Locate all lines with the word "columns" and copy them out.

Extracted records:
☆ ☆ ☆ ☆ ☆

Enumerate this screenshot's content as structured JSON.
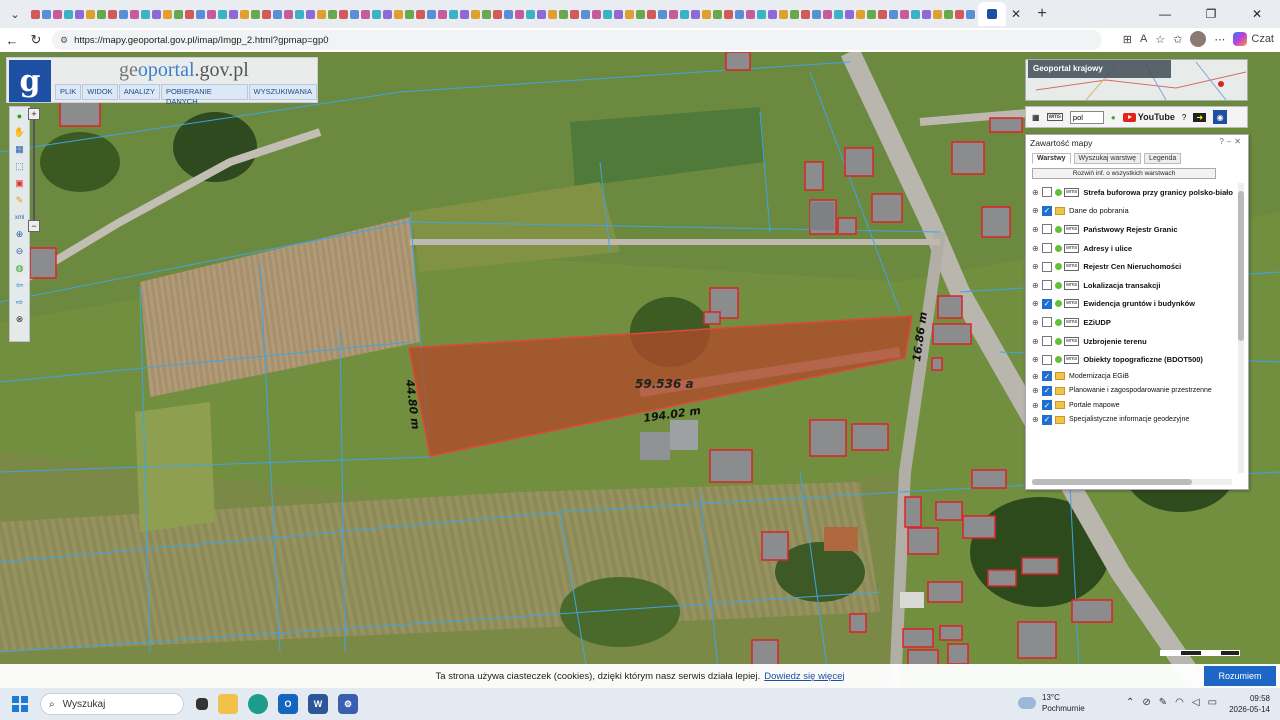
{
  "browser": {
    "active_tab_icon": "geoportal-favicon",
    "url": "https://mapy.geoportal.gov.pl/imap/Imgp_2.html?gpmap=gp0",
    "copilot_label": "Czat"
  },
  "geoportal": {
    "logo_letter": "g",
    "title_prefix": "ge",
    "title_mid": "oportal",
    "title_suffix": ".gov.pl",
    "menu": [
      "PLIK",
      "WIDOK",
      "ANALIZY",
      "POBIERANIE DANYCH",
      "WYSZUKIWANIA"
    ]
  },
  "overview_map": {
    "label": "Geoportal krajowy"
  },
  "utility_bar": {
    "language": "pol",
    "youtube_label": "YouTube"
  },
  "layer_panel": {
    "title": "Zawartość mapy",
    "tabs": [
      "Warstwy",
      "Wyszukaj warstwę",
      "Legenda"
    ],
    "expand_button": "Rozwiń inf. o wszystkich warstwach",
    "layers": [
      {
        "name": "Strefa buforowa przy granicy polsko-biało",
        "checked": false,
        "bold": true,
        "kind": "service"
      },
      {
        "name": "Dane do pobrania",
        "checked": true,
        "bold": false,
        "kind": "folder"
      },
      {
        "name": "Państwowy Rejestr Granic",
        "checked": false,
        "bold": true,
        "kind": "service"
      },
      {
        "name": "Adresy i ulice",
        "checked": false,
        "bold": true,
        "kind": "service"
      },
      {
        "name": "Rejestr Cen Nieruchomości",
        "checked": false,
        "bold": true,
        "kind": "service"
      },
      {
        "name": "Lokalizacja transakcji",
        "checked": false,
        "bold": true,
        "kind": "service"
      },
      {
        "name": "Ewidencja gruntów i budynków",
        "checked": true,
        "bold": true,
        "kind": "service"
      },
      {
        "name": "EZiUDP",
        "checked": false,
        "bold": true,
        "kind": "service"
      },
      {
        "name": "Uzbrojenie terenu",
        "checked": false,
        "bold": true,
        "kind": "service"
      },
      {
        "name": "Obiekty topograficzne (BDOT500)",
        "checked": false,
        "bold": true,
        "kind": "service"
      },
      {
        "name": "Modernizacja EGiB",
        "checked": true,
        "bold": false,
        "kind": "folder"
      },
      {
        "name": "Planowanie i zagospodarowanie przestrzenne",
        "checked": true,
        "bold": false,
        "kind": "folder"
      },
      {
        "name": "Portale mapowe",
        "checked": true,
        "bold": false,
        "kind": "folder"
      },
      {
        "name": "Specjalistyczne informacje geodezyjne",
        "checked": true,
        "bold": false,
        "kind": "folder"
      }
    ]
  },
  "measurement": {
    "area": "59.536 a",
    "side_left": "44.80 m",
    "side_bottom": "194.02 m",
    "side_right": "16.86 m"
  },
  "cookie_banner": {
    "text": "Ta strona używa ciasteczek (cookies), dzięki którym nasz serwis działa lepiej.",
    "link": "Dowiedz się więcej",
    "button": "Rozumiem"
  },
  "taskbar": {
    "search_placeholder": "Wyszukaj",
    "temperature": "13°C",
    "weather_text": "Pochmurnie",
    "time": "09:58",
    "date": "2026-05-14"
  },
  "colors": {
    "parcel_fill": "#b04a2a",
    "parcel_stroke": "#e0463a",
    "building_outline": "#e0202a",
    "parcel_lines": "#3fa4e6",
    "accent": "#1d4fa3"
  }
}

☆ ☆ ☆ ☆ ☆

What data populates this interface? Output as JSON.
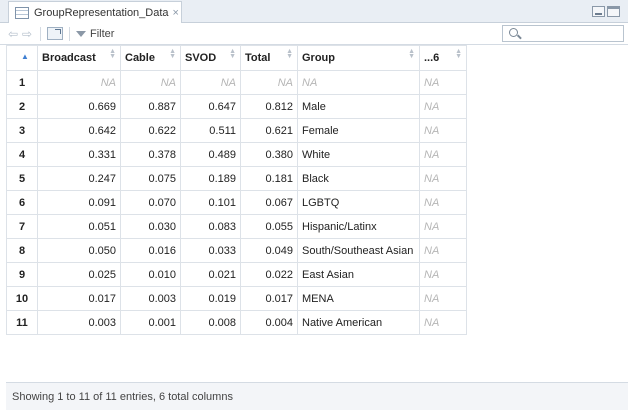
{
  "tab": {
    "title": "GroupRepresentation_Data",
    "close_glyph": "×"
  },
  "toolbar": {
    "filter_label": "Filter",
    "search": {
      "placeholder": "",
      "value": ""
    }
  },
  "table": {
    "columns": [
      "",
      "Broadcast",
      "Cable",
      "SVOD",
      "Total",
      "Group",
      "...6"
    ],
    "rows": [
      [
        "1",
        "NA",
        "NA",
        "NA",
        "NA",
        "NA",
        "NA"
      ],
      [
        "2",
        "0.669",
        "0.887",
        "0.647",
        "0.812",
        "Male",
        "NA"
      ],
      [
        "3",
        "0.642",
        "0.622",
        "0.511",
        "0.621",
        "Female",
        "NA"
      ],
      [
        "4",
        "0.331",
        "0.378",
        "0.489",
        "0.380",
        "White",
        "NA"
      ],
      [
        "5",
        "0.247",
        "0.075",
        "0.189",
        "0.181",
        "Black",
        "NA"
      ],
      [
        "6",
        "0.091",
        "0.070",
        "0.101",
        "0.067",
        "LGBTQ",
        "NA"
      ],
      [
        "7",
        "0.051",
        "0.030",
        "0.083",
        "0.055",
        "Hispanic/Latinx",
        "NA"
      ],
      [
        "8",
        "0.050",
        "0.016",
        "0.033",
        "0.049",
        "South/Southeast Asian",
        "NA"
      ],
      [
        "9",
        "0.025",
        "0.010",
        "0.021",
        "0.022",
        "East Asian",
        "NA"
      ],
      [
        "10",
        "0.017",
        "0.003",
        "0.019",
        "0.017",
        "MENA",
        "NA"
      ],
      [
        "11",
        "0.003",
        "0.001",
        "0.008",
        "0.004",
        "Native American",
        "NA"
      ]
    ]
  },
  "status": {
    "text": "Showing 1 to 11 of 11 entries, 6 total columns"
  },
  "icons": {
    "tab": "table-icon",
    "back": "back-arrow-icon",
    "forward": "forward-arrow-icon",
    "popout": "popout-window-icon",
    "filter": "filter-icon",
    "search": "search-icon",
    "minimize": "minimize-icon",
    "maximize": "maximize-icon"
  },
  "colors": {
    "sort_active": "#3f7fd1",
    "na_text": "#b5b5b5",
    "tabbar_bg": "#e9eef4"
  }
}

☆ ☆ ☆ ☆ ☆

■ Written response ■
    "columns": [
    "text": "Showing 1 to 11 of 11 entries, 6 total columns"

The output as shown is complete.